## To do
Scan the data for "JSON" and copy the lines it appears in.
================================
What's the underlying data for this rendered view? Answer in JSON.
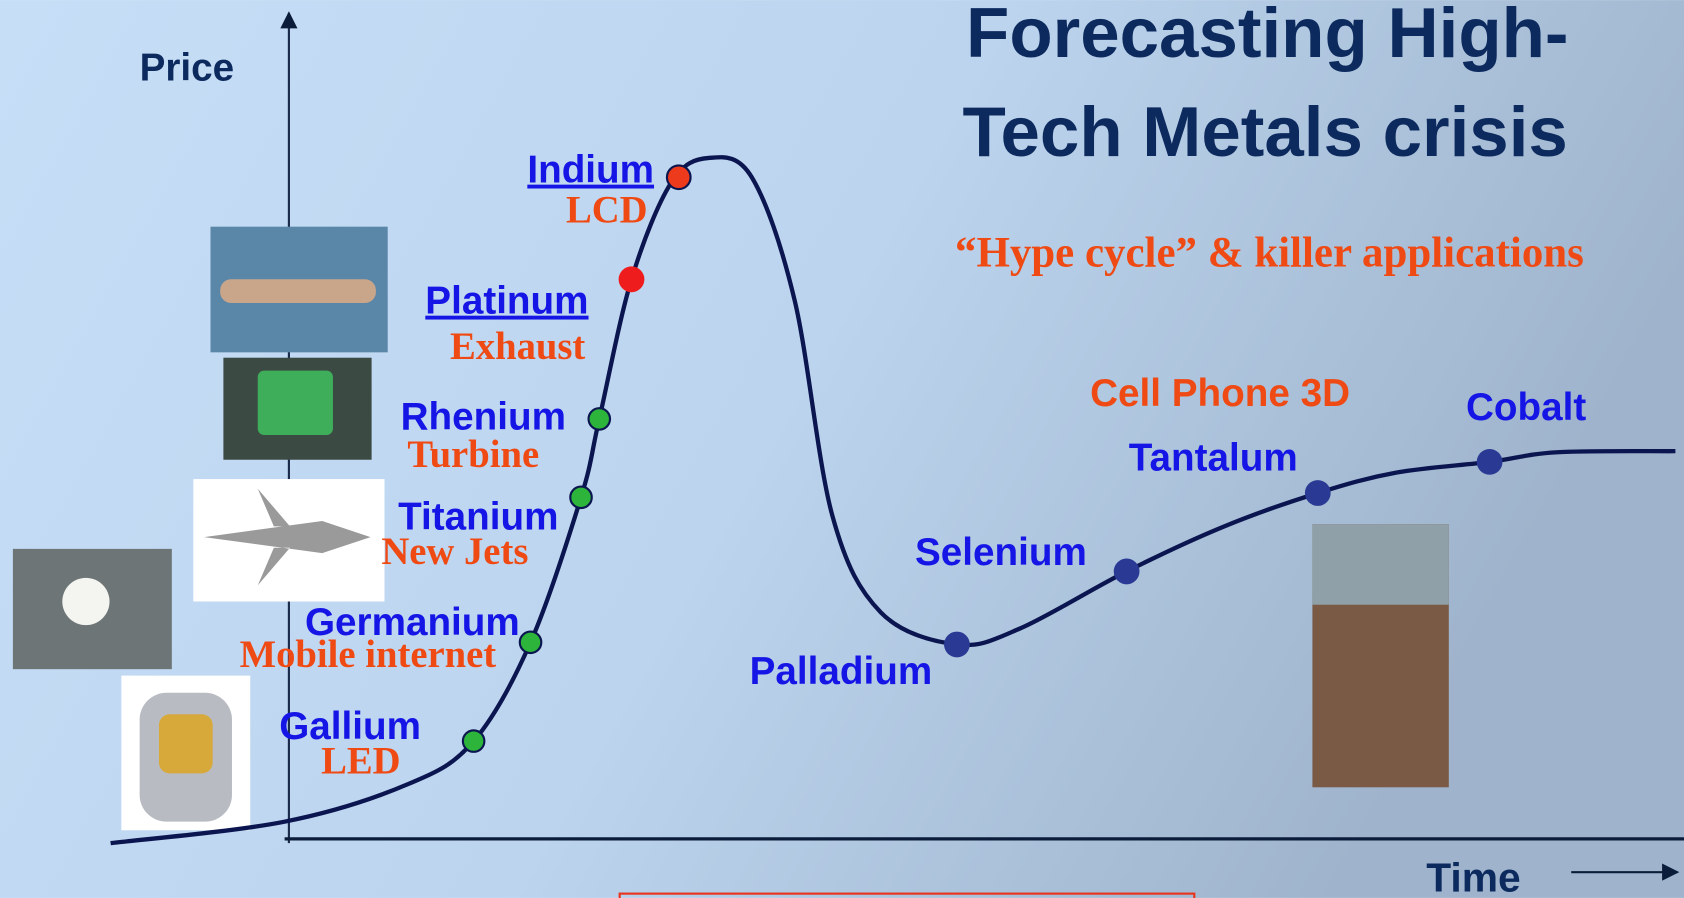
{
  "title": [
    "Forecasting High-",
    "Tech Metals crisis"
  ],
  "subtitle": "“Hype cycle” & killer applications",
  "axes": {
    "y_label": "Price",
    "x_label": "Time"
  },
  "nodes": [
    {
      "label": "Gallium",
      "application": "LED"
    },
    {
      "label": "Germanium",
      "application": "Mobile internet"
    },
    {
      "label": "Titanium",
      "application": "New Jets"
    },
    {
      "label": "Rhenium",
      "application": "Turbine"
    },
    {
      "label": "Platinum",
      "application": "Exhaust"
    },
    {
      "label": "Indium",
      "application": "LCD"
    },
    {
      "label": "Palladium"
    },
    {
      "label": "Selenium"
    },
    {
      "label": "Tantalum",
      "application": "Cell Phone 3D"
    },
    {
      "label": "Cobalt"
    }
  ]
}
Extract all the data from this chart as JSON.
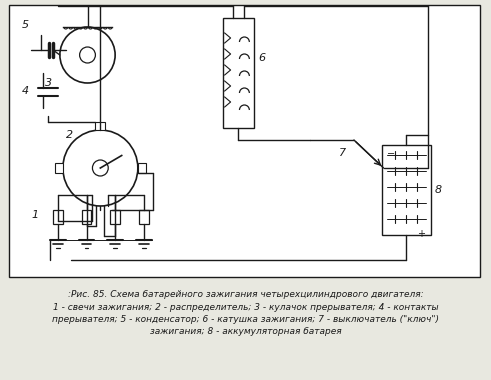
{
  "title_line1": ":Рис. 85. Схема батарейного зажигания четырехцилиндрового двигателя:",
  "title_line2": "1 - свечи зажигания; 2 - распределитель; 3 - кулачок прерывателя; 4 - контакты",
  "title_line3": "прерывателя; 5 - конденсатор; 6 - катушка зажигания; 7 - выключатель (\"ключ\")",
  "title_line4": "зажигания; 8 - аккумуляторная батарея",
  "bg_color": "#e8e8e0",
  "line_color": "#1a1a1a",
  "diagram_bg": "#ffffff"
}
================================
## Reply to the task
What's the underlying data for this rendered view? Answer in JSON.
Extract all the data from this chart as JSON.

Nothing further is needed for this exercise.